--- begin INPUT RECORDS ---
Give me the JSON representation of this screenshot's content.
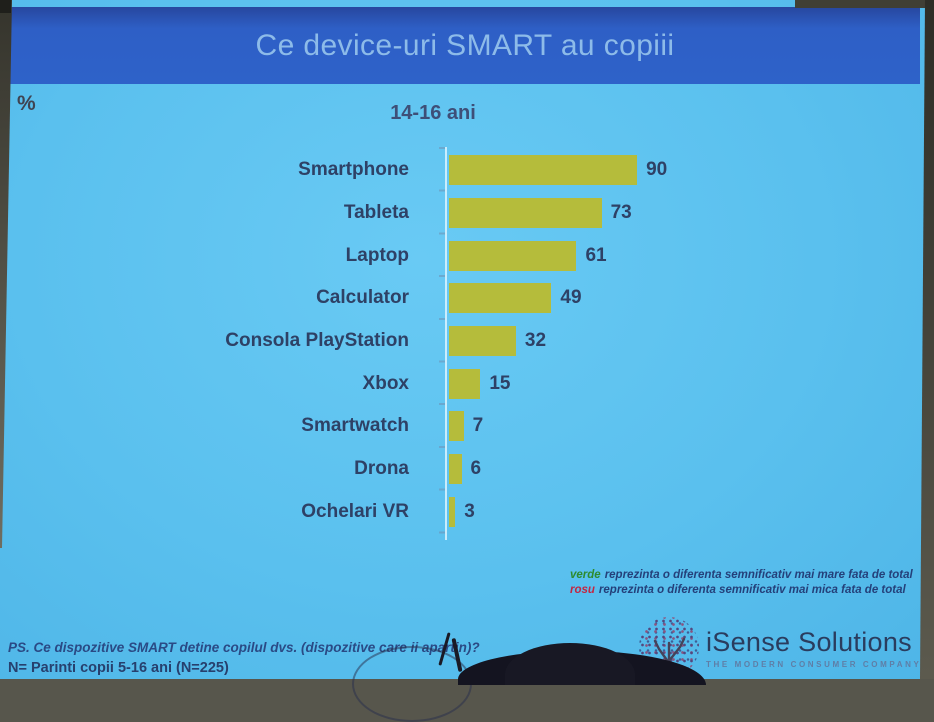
{
  "slide": {
    "title": "Ce device-uri SMART au copiii",
    "percent_symbol": "%",
    "subtitle": "14-16 ani"
  },
  "chart_data": {
    "type": "bar",
    "orientation": "horizontal",
    "title": "Ce device-uri SMART au copiii",
    "group_label": "14-16 ani",
    "unit": "%",
    "categories": [
      "Smartphone",
      "Tableta",
      "Laptop",
      "Calculator",
      "Consola PlayStation",
      "Xbox",
      "Smartwatch",
      "Drona",
      "Ochelari VR"
    ],
    "values": [
      90,
      73,
      61,
      49,
      32,
      15,
      7,
      6,
      3
    ],
    "xlim": [
      0,
      100
    ],
    "grid": false,
    "data_labels": true,
    "bar_color": "#b5bc3b",
    "label_color": "#2e4166",
    "background_color": "#5ac0ee",
    "header_color": "#2e62c9"
  },
  "legend_note": {
    "line1_keyword": "verde",
    "line1_text": "reprezinta o diferenta semnificativ mai mare fata de total",
    "line1_color": "#2e8b2e",
    "line2_keyword": "rosu",
    "line2_text": "reprezinta o diferenta semnificativ mai mica fata de total",
    "line2_color": "#c22743"
  },
  "footer": {
    "question": "PS. Ce dispozitive SMART detine copilul dvs. (dispozitive care ii apartin)?",
    "sample": "N= Parinti copii 5-16 ani (N=225)"
  },
  "logo": {
    "name": "iSense Solutions",
    "tagline": "THE MODERN CONSUMER COMPANY"
  }
}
--- end INPUT RECORDS ---
• DESCRIPTION OF THE TASK:
Write out each entry exactly as given, but skip the pictures.

• TASK RESPONSE:
Give me the JSON representation of this screenshot's content.
{
  "slide": {
    "title": "Ce device-uri SMART au copiii",
    "percent_symbol": "%",
    "subtitle": "14-16 ani"
  },
  "chart_data": {
    "type": "bar",
    "orientation": "horizontal",
    "title": "Ce device-uri SMART au copiii",
    "group_label": "14-16 ani",
    "unit": "%",
    "categories": [
      "Smartphone",
      "Tableta",
      "Laptop",
      "Calculator",
      "Consola PlayStation",
      "Xbox",
      "Smartwatch",
      "Drona",
      "Ochelari VR"
    ],
    "values": [
      90,
      73,
      61,
      49,
      32,
      15,
      7,
      6,
      3
    ],
    "xlim": [
      0,
      100
    ],
    "grid": false,
    "data_labels": true,
    "bar_color": "#b5bc3b",
    "label_color": "#2e4166",
    "background_color": "#5ac0ee",
    "header_color": "#2e62c9"
  },
  "legend_note": {
    "line1_keyword": "verde",
    "line1_text": "reprezinta o diferenta semnificativ mai mare fata de total",
    "line1_color": "#2e8b2e",
    "line2_keyword": "rosu",
    "line2_text": "reprezinta o diferenta semnificativ mai mica fata de total",
    "line2_color": "#c22743"
  },
  "footer": {
    "question": "PS. Ce dispozitive SMART detine copilul dvs. (dispozitive care ii apartin)?",
    "sample": "N= Parinti copii 5-16 ani (N=225)"
  },
  "logo": {
    "name": "iSense Solutions",
    "tagline": "THE MODERN CONSUMER COMPANY"
  }
}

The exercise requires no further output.